What this task involves: Find the lines holding the word "ffffff" and collect them.

----------

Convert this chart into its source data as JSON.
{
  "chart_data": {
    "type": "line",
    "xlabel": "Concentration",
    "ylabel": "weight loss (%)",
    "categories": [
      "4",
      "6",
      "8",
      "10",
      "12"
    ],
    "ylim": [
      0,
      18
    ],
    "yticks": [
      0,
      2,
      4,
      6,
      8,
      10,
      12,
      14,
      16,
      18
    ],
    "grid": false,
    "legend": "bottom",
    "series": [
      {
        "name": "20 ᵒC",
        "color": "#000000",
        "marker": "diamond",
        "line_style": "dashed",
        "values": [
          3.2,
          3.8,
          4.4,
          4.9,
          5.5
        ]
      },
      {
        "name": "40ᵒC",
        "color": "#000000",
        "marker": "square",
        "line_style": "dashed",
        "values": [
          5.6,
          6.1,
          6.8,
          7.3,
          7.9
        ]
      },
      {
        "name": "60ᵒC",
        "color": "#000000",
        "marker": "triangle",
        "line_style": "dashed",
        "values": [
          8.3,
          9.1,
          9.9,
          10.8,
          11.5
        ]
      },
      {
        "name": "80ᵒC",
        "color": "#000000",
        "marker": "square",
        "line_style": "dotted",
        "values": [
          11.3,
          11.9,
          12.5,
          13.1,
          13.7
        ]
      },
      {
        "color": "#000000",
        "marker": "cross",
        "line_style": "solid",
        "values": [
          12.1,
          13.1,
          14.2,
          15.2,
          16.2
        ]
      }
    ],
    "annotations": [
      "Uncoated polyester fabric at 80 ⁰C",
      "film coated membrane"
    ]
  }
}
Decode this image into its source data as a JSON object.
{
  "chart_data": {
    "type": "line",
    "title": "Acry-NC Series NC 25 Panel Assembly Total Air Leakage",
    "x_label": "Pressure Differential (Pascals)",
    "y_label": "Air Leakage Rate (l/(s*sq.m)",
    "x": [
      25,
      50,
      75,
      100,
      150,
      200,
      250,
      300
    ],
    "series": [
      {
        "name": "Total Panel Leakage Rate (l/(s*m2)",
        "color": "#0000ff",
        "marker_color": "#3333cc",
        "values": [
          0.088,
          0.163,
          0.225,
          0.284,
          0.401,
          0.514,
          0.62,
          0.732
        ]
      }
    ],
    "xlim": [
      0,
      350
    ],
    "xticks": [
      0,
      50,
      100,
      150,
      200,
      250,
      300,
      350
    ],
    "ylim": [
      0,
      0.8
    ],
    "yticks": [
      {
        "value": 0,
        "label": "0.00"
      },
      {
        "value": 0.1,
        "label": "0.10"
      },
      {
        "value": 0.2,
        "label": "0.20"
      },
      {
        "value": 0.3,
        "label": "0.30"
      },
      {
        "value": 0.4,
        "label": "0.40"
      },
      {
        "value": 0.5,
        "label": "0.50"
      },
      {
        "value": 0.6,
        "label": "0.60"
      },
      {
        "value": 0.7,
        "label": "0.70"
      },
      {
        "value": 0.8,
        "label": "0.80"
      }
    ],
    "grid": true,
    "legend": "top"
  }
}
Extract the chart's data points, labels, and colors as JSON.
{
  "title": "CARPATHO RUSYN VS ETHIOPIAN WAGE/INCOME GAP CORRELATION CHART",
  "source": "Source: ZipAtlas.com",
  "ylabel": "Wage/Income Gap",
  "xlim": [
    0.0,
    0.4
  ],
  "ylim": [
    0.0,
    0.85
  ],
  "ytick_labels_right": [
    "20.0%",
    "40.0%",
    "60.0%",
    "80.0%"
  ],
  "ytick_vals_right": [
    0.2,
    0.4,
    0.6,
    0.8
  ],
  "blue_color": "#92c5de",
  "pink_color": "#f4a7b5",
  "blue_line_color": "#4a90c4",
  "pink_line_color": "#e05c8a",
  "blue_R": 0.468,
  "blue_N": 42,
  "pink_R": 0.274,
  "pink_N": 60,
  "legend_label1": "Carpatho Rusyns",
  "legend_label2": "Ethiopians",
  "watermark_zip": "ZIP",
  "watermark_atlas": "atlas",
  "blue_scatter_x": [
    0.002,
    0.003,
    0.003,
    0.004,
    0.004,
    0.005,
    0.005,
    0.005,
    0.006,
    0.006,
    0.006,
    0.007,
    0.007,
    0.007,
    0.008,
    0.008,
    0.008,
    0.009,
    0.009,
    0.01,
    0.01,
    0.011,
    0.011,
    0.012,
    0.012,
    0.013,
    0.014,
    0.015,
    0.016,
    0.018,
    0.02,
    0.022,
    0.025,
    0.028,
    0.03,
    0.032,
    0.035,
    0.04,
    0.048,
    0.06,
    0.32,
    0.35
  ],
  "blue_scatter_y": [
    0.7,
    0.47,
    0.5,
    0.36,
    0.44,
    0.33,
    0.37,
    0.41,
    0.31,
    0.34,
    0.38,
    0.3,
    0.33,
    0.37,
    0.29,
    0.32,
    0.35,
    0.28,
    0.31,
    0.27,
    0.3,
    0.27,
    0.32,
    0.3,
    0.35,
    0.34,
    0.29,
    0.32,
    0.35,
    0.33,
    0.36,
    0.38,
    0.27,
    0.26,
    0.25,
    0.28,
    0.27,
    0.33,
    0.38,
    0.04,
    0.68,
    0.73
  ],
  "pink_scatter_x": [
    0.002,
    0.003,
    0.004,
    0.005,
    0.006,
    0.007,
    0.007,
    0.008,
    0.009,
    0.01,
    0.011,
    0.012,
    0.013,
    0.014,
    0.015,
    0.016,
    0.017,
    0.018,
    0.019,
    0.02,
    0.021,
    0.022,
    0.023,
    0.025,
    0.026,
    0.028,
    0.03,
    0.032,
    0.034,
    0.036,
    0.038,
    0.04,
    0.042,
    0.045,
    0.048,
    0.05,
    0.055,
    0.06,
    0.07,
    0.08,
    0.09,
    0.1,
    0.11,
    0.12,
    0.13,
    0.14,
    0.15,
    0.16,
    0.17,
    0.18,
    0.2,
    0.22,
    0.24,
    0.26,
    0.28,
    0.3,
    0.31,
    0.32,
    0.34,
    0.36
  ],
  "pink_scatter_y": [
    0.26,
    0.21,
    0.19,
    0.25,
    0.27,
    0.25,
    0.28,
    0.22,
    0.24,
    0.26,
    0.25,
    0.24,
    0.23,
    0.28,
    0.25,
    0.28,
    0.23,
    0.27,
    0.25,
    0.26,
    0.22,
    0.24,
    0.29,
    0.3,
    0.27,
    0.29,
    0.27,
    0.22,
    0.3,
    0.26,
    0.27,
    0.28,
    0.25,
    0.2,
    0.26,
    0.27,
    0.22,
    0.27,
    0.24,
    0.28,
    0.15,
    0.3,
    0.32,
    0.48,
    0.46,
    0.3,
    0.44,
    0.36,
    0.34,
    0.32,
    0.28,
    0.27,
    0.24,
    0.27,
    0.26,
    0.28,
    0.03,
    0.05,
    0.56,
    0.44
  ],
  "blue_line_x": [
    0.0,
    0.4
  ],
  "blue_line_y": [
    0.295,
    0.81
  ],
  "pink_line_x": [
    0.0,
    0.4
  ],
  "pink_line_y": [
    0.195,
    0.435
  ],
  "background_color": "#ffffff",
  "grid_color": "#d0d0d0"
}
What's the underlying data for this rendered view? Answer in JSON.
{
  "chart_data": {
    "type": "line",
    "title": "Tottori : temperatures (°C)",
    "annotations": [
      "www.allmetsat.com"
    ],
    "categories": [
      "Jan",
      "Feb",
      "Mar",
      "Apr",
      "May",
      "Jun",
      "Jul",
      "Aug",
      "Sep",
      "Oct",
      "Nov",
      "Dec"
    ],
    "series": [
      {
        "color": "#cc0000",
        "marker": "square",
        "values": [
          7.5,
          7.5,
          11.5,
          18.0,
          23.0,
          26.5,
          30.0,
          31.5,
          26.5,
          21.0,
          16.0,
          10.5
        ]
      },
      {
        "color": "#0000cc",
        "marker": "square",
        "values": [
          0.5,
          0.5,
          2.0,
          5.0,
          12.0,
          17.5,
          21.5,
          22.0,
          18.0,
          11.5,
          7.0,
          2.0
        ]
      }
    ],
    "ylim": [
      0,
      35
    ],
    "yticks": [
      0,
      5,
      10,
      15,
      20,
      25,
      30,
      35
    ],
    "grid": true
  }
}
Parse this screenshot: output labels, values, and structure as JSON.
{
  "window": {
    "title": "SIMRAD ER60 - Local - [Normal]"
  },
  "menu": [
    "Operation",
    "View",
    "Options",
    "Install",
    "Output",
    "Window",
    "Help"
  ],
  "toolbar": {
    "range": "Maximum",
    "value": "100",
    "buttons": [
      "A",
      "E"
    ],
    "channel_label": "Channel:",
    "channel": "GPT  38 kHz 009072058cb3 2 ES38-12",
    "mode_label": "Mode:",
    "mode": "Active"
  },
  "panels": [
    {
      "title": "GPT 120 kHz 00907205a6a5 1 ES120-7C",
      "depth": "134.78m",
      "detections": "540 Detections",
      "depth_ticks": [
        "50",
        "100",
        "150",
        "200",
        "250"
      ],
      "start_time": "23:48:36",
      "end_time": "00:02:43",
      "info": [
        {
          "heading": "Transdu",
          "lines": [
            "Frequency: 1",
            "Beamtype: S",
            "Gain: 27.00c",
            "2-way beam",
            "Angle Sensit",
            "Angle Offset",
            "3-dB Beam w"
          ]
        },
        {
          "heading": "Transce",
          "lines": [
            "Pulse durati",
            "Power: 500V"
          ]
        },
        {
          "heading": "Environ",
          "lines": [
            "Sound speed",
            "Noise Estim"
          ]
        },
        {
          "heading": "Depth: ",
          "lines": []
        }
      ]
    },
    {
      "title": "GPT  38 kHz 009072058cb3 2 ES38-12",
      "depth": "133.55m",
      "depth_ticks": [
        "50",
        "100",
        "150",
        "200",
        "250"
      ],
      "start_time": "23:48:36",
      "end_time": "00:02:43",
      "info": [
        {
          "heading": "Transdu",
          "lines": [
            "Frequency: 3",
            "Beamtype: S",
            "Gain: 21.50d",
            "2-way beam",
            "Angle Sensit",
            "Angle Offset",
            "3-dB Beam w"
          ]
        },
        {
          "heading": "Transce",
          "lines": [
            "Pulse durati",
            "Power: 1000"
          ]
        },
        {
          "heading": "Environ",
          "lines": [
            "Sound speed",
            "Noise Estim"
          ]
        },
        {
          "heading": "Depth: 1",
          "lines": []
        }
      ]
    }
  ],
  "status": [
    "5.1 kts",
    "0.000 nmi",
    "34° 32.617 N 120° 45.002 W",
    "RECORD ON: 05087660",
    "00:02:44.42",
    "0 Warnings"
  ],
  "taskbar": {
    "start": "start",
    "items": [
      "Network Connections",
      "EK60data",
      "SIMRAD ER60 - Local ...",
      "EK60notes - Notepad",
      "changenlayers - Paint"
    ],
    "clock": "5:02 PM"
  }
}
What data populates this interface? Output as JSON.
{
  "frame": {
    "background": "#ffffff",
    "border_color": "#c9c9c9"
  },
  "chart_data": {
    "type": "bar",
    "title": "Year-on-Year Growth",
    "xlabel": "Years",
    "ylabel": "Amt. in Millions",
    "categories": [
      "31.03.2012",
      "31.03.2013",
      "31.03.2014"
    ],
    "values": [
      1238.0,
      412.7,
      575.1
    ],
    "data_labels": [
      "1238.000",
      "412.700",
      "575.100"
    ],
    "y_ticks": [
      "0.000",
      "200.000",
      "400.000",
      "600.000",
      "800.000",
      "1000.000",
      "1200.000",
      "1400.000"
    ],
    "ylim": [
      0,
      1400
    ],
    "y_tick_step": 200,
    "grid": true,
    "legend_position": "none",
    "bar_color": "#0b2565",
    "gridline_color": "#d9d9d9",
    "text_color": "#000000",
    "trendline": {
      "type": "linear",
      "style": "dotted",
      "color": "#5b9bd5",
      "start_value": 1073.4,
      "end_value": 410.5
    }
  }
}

----------

Exercise answer:
  "background_color": "#ffffff",
    "background": "#ffffff",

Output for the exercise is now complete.